» **LIST OF TASKS**
(a) Write out the CKDM radio station text word for word, from "In 1958, a further" down to "in the decade.".
(b) According to the CKDM radio station text, where did the station move its studio in 2015?

» **EXERCISE TEXT**
┌────────
CKDM
- Dauphin, Manitoba; Canada;
- Broadcast area: Parkland Region
- Frequency: 730 kHz (AM)
- Branding: 730 CKDM

Programming
- Language: English
- Format: Country/Adult Contemporary
- Affiliations: Dauphin Kings

Ownership
- Owner: Dauphin Broadcasting

History
- First air date: January 5, 1951
- Former frequencies: 1230 kHz (1951–1956) 1050 kHz (1956–1958)
- Call sign meaning: CK Dauphin, Manitoba (broadcast area)

Technical information
- Class: B
- Power: 10,000 watts day 5,000 watts night
- Transmitter coordinates: 51°09′08″N 100°13′48″W﻿ / ﻿51.15222°N 100.23000°W

Links
- Webcast: Listen Live
- Website: 730ckdm.com

= CKDM =

Radio station in Dauphin, Manitoba

CKDM (730 kHz, 730 CKDM), is a commercial AM radio station located in Dauphin, Manitoba, voted Broadcast Dialogue's Canadian Small Market Station Of The Year in 2021. Owned by Dauphin Broadcasting, the station airs a mix of country, adult contemporary, community information and some religious programming.

CKDM broadcasts with a power of 10,000 watts daytime, 5,000 watts night-time; the signal is non-directional daytime, but uses a two-tower directional antenna night-time.

== History ==
Throughout its history, CKDM-AM has been owned by Dauphin Broadcasting Ltd.

Dauphin Broadcasting applied for a license in 1950, but was denied. After failing to receive a license from the CBC in 1950, another application for a broadcast license was approved in 1951 on 1230 kHz with 250 watts. Its first air date was on January 5, 1951.
A move to 1050 kHz with 1000 watts was made in 1956.

In 1958, a further move to 730 kHz was made where the station has remained ever since.

In 1960, a 10,000-watt transmitter was purchased from Canadian Marconi Sales, though the increased power was not used until later in the decade.

In 1966, a power increase to 10,000 watts was made.

In 2015, CKDM moved out of its downtown studio, a location they had since 1951, and moved further away, to 1735 Main Street South. They also bought a new transmitter.
└────────
» **RECORD SET**
┌────────
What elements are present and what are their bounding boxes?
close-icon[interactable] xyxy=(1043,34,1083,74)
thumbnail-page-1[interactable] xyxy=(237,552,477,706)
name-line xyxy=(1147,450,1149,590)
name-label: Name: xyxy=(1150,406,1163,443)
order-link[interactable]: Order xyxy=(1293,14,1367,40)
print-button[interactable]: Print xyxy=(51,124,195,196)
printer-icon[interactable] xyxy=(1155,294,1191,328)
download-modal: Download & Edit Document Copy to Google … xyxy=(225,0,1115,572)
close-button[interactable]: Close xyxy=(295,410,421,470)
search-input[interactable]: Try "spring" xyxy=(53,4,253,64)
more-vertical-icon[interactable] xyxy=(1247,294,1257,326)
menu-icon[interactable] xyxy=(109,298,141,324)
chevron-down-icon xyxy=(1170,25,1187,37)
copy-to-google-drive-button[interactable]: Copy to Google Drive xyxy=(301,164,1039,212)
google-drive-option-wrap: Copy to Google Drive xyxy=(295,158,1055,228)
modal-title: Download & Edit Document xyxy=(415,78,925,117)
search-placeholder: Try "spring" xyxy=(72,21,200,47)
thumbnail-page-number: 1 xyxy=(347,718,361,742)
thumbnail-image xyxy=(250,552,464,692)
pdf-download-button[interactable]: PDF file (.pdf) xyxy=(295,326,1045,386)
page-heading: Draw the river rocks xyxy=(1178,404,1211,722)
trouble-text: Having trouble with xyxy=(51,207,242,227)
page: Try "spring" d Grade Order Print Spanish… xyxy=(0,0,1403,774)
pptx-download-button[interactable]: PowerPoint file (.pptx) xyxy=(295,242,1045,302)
└────────
» **PER-TASK ANSWERS**
(a)
In 1958, a further move to 730 kHz was made where the station has remained ever since.

In 1960, a 10,000-watt transmitter was purchased from Canadian Marconi Sales, though the increased power was not used until later in the decade.

(b) 1735 Main Street South